* BEGIN Rows *
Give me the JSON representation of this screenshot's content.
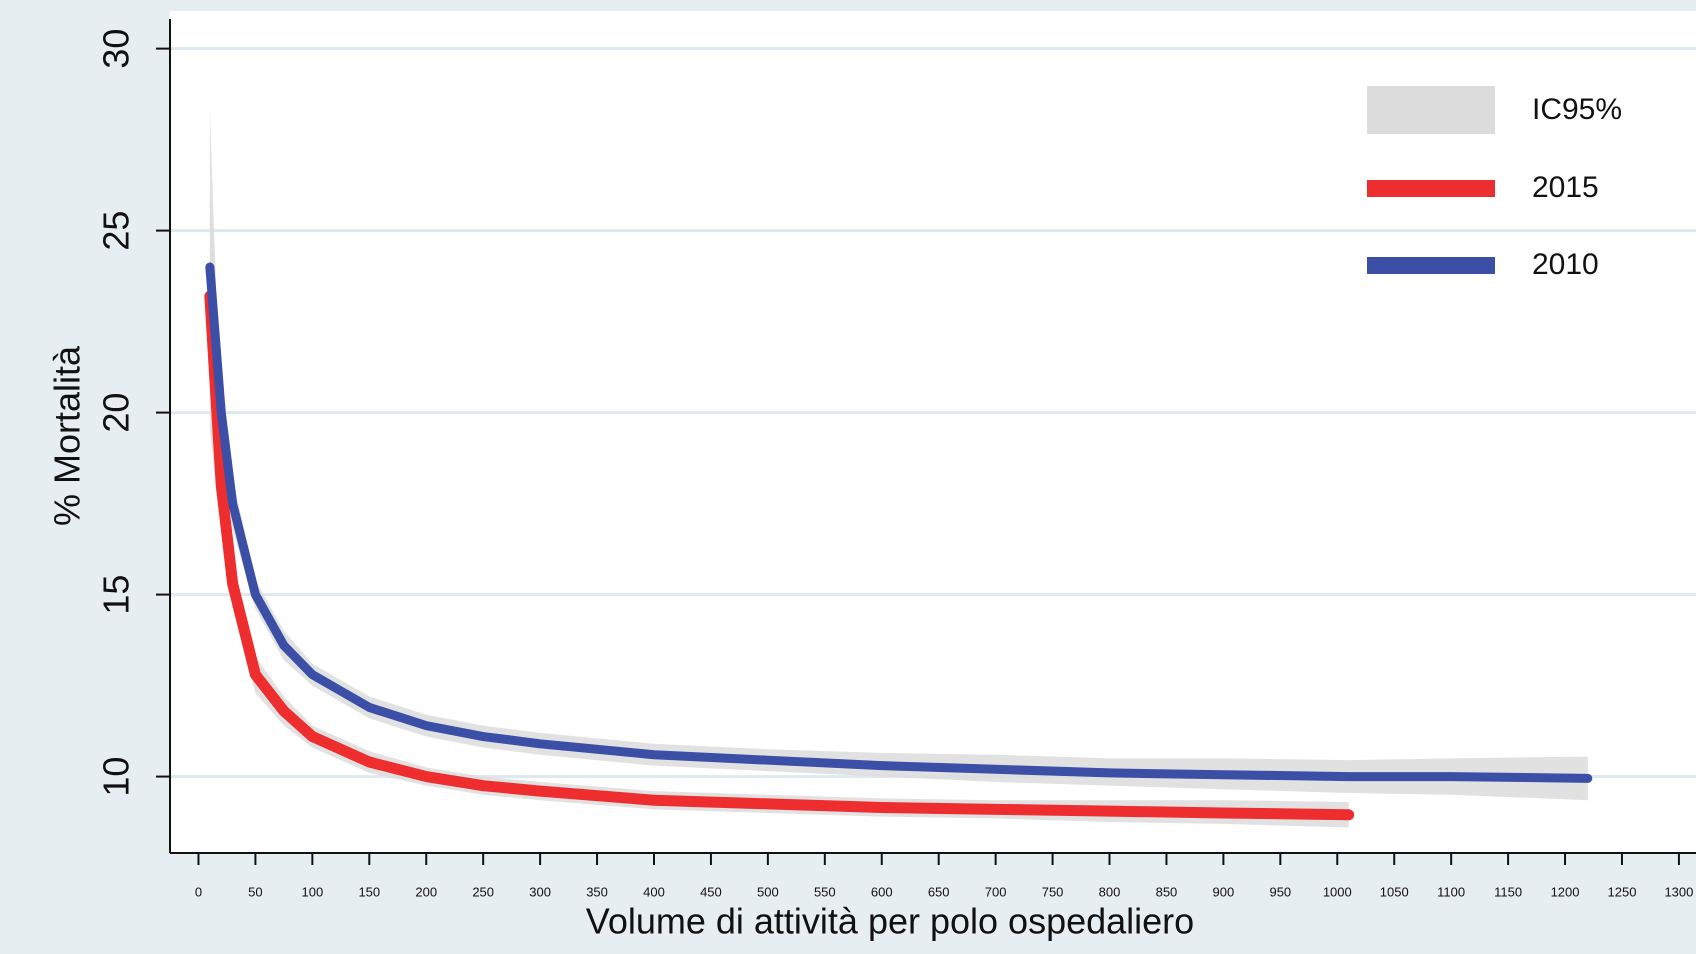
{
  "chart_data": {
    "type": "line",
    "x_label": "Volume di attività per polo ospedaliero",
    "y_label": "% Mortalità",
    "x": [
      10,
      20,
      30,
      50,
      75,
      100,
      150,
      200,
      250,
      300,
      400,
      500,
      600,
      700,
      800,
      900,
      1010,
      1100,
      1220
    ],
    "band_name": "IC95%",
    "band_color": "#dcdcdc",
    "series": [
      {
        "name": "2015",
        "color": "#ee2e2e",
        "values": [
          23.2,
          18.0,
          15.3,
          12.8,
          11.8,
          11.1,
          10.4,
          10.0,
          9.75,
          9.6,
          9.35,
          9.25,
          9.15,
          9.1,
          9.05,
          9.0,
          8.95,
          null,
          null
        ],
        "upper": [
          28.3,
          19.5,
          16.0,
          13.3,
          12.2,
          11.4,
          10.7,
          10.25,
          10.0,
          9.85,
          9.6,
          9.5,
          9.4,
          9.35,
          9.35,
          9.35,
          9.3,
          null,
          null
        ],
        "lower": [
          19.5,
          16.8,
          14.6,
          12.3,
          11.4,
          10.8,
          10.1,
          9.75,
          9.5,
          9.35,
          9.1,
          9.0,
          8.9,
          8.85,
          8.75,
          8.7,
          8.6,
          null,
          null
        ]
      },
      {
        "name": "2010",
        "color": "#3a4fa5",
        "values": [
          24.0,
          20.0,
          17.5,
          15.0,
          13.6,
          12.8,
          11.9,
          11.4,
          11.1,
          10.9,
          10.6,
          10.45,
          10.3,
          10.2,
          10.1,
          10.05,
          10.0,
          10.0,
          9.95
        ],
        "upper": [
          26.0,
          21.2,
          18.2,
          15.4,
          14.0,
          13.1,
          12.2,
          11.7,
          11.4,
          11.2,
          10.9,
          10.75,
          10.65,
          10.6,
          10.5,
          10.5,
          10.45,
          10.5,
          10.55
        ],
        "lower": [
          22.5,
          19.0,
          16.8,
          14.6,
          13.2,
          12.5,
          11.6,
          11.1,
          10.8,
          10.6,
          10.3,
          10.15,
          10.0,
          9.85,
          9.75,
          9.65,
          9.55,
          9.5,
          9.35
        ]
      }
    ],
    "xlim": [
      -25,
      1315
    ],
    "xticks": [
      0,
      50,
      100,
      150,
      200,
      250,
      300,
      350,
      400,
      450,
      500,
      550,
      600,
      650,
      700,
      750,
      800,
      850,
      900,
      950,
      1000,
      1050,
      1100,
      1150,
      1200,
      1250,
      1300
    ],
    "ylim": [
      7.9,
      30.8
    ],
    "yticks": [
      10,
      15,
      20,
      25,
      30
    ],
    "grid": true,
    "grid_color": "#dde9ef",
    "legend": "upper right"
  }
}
* END Rows *
* BEGIN Rows *
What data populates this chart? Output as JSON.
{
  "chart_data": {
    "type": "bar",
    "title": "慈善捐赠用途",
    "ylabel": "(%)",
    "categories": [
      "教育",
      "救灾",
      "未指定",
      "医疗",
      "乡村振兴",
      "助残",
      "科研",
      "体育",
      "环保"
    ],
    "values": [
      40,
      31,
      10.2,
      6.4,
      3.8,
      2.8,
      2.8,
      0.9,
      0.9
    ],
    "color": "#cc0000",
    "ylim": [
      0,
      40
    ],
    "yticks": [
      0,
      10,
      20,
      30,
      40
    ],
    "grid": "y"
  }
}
* END Rows *
> What you have to do: Scan the entries above and work out how many lines include the word "JSON"; the reply is that number alone.

> Written answer: 2